Set exercise: Pick every line with "Calibration" from the material below.
----- Record list -----
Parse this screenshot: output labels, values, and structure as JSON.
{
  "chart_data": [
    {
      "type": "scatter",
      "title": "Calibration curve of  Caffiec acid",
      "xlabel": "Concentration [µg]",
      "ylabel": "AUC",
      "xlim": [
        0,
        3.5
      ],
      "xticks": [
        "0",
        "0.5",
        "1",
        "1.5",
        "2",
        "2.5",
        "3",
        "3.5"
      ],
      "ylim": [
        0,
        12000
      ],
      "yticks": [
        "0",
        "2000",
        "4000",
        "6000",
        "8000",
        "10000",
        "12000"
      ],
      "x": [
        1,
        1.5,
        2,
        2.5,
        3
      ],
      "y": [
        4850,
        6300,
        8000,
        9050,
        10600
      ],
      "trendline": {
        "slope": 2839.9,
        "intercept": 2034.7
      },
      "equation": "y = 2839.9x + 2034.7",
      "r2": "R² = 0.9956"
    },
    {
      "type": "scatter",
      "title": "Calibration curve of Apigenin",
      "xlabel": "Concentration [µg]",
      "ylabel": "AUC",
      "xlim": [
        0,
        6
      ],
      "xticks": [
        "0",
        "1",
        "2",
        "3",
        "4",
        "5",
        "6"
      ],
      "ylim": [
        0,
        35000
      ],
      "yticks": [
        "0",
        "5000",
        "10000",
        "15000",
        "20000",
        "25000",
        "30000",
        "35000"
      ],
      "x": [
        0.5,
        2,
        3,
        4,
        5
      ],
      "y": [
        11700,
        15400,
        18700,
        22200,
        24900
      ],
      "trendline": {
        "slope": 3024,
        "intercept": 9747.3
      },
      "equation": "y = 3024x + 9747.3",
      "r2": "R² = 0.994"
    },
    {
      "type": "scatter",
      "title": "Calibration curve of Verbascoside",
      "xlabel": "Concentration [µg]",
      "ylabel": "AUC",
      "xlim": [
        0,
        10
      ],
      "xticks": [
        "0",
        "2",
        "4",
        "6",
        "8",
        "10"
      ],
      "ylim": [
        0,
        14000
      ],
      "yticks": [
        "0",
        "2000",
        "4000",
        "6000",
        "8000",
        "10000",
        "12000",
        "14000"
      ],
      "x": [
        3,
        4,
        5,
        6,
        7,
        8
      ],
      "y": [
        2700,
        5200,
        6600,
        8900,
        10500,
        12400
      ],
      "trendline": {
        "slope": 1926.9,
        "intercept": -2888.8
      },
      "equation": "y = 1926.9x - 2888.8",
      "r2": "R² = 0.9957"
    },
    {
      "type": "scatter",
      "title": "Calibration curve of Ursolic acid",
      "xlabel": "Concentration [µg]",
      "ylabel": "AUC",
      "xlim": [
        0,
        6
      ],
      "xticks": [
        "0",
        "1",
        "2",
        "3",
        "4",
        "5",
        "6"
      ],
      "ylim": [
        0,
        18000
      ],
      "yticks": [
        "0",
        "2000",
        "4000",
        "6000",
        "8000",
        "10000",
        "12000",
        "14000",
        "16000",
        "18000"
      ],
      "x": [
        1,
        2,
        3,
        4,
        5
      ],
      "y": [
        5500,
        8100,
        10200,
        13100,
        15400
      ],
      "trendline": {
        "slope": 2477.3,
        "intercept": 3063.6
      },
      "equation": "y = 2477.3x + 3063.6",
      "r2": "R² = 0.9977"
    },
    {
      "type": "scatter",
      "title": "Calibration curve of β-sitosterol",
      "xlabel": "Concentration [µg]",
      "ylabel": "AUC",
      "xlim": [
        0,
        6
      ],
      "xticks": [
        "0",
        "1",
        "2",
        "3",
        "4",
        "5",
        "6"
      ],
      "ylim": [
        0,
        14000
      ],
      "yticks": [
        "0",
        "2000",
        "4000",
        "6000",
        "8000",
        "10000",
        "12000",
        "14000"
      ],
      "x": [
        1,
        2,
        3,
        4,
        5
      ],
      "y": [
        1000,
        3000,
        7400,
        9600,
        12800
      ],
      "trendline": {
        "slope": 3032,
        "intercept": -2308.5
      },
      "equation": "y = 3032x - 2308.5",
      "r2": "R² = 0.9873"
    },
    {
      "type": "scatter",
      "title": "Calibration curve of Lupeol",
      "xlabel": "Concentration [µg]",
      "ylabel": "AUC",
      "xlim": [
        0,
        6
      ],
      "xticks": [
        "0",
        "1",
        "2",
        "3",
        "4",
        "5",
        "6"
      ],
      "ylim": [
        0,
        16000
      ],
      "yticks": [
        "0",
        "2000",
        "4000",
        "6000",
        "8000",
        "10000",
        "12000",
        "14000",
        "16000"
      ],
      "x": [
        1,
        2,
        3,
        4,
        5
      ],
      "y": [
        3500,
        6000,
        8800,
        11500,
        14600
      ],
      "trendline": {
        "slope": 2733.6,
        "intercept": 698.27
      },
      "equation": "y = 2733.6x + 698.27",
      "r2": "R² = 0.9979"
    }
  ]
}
-----
Answer to this exercise:
      "title": "Calibration curve of  Caffiec acid",
      "title": "Calibration curve of Apigenin",
      "title": "Calibration curve of Verbascoside",
      "title": "Calibration curve of Ursolic acid",
      "title": "Calibration curve of β-sitosterol",
      "title": "Calibration curve of Lupeol",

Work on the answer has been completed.